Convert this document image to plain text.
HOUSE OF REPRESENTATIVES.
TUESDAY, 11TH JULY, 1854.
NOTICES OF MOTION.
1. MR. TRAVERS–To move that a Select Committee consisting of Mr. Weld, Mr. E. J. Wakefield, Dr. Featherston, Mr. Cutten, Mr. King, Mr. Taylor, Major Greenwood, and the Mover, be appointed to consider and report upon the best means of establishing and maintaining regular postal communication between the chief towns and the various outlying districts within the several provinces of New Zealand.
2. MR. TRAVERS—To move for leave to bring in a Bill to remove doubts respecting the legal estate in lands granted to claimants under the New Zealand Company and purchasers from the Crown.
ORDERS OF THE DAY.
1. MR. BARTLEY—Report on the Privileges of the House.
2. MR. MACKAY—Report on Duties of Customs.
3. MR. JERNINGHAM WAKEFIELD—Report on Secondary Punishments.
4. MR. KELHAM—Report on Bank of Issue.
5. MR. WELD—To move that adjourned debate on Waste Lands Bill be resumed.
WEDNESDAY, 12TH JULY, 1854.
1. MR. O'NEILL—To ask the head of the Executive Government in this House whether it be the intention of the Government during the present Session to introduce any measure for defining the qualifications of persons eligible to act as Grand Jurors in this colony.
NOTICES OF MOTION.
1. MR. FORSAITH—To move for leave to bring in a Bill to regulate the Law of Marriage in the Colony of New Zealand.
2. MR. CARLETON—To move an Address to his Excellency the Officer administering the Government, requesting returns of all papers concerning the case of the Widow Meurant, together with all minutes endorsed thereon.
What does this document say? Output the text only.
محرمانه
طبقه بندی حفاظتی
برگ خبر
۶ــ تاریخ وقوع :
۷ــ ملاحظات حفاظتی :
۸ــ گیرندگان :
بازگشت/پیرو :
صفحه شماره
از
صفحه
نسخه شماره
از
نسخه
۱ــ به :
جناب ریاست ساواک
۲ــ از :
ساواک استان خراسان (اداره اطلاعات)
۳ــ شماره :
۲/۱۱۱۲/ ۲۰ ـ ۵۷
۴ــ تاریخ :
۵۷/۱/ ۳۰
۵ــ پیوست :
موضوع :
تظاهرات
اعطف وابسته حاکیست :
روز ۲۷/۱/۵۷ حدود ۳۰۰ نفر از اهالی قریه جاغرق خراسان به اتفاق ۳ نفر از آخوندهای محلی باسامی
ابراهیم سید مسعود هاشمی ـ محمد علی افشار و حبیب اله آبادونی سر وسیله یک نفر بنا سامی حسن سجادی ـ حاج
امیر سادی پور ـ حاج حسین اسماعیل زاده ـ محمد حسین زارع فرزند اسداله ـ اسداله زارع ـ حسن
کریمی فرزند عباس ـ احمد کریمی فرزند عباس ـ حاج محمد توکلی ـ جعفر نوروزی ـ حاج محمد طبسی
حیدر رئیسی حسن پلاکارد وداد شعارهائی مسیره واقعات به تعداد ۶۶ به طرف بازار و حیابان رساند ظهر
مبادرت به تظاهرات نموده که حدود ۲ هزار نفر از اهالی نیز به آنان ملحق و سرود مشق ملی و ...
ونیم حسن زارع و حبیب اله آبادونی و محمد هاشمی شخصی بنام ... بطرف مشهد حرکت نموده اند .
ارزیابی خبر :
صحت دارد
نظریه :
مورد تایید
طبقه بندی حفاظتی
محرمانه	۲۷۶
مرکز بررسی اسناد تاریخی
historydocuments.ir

## Required task
Print out every record again, exactly and in full.

## Result of this exercise
Convert this document image to plain text.
HOUSE OF REPRESENTATIVES.
TUESDAY, 11TH JULY, 1854.
NOTICES OF MOTION.
1. MR. TRAVERS–To move that a Select Committee consisting of Mr. Weld, Mr. E. J. Wakefield, Dr. Featherston, Mr. Cutten, Mr. King, Mr. Taylor, Major Greenwood, and the Mover, be appointed to consider and report upon the best means of establishing and maintaining regular postal communication between the chief towns and the various outlying districts within the several provinces of New Zealand.
2. MR. TRAVERS—To move for leave to bring in a Bill to remove doubts respecting the legal estate in lands granted to claimants under the New Zealand Company and purchasers from the Crown.
ORDERS OF THE DAY.
1. MR. BARTLEY—Report on the Privileges of the House.
2. MR. MACKAY—Report on Duties of Customs.
3. MR. JERNINGHAM WAKEFIELD—Report on Secondary Punishments.
4. MR. KELHAM—Report on Bank of Issue.
5. MR. WELD—To move that adjourned debate on Waste Lands Bill be resumed.
WEDNESDAY, 12TH JULY, 1854.
1. MR. O'NEILL—To ask the head of the Executive Government in this House whether it be the intention of the Government during the present Session to introduce any measure for defining the qualifications of persons eligible to act as Grand Jurors in this colony.
NOTICES OF MOTION.
1. MR. FORSAITH—To move for leave to bring in a Bill to regulate the Law of Marriage in the Colony of New Zealand.
2. MR. CARLETON—To move an Address to his Excellency the Officer administering the Government, requesting returns of all papers concerning the case of the Widow Meurant, together with all minutes endorsed thereon.
What does this document say? Output the text only.
محرمانه
طبقه بندی حفاظتی
برگ خبر
۶ــ تاریخ وقوع :
۷ــ ملاحظات حفاظتی :
۸ــ گیرندگان :
بازگشت/پیرو :
صفحه شماره
از
صفحه
نسخه شماره
از
نسخه
۱ــ به :
جناب ریاست ساواک
۲ــ از :
ساواک استان خراسان (اداره اطلاعات)
۳ــ شماره :
۲/۱۱۱۲/ ۲۰ ـ ۵۷
۴ــ تاریخ :
۵۷/۱/ ۳۰
۵ــ پیوست :
موضوع :
تظاهرات
اعطف وابسته حاکیست :
روز ۲۷/۱/۵۷ حدود ۳۰۰ نفر از اهالی قریه جاغرق خراسان به اتفاق ۳ نفر از آخوندهای محلی باسامی
ابراهیم سید مسعود هاشمی ـ محمد علی افشار و حبیب اله آبادونی سر وسیله یک نفر بنا سامی حسن سجادی ـ حاج
امیر سادی پور ـ حاج حسین اسماعیل زاده ـ محمد حسین زارع فرزند اسداله ـ اسداله زارع ـ حسن
کریمی فرزند عباس ـ احمد کریمی فرزند عباس ـ حاج محمد توکلی ـ جعفر نوروزی ـ حاج محمد طبسی
حیدر رئیسی حسن پلاکارد وداد شعارهائی مسیره واقعات به تعداد ۶۶ به طرف بازار و حیابان رساند ظهر
مبادرت به تظاهرات نموده که حدود ۲ هزار نفر از اهالی نیز به آنان ملحق و سرود مشق ملی و ...
ونیم حسن زارع و حبیب اله آبادونی و محمد هاشمی شخصی بنام ... بطرف مشهد حرکت نموده اند .
ارزیابی خبر :
صحت دارد
نظریه :
مورد تایید
طبقه بندی حفاظتی
محرمانه	۲۷۶
مرکز بررسی اسناد تاریخی
historydocuments.ir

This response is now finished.